Reproduce the listing below exactly, minus its pictures.

+---+

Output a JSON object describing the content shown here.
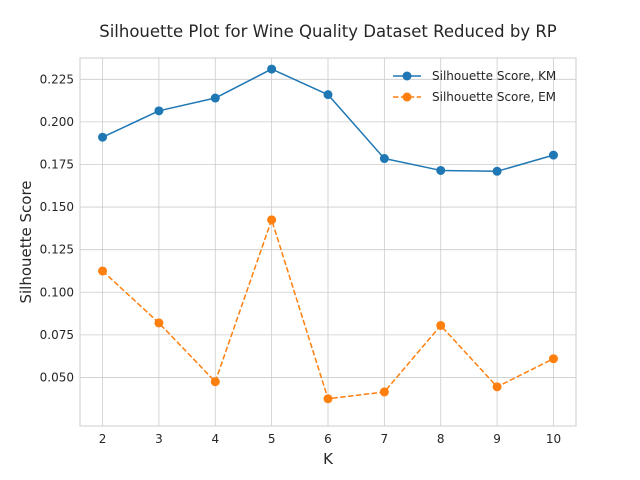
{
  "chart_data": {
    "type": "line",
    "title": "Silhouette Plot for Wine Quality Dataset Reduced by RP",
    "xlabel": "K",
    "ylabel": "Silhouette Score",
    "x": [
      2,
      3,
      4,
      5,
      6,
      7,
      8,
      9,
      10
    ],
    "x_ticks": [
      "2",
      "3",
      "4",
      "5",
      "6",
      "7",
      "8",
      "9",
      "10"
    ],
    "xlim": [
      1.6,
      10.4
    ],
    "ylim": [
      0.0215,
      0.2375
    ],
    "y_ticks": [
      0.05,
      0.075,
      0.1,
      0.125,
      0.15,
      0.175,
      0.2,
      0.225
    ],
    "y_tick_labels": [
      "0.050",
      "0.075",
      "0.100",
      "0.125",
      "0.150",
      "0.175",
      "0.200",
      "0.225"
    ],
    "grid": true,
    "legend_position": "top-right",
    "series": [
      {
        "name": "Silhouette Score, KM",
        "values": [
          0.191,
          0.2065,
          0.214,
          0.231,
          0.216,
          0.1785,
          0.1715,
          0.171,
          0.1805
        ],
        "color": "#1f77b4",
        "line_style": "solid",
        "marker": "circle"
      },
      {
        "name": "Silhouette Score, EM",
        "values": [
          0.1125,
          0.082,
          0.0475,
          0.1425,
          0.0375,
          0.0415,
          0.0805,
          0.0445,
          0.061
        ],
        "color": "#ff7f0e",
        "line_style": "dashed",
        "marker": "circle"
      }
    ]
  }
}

+---+

Solution for this exercise =>
Output a JSON object describing the content shown here.
{
  "chart_data": {
    "type": "line",
    "title": "Silhouette Plot for Wine Quality Dataset Reduced by RP",
    "xlabel": "K",
    "ylabel": "Silhouette Score",
    "x": [
      2,
      3,
      4,
      5,
      6,
      7,
      8,
      9,
      10
    ],
    "x_ticks": [
      "2",
      "3",
      "4",
      "5",
      "6",
      "7",
      "8",
      "9",
      "10"
    ],
    "xlim": [
      1.6,
      10.4
    ],
    "ylim": [
      0.0215,
      0.2375
    ],
    "y_ticks": [
      0.05,
      0.075,
      0.1,
      0.125,
      0.15,
      0.175,
      0.2,
      0.225
    ],
    "y_tick_labels": [
      "0.050",
      "0.075",
      "0.100",
      "0.125",
      "0.150",
      "0.175",
      "0.200",
      "0.225"
    ],
    "grid": true,
    "legend_position": "top-right",
    "series": [
      {
        "name": "Silhouette Score, KM",
        "values": [
          0.191,
          0.2065,
          0.214,
          0.231,
          0.216,
          0.1785,
          0.1715,
          0.171,
          0.1805
        ],
        "color": "#1f77b4",
        "line_style": "solid",
        "marker": "circle"
      },
      {
        "name": "Silhouette Score, EM",
        "values": [
          0.1125,
          0.082,
          0.0475,
          0.1425,
          0.0375,
          0.0415,
          0.0805,
          0.0445,
          0.061
        ],
        "color": "#ff7f0e",
        "line_style": "dashed",
        "marker": "circle"
      }
    ]
  }
}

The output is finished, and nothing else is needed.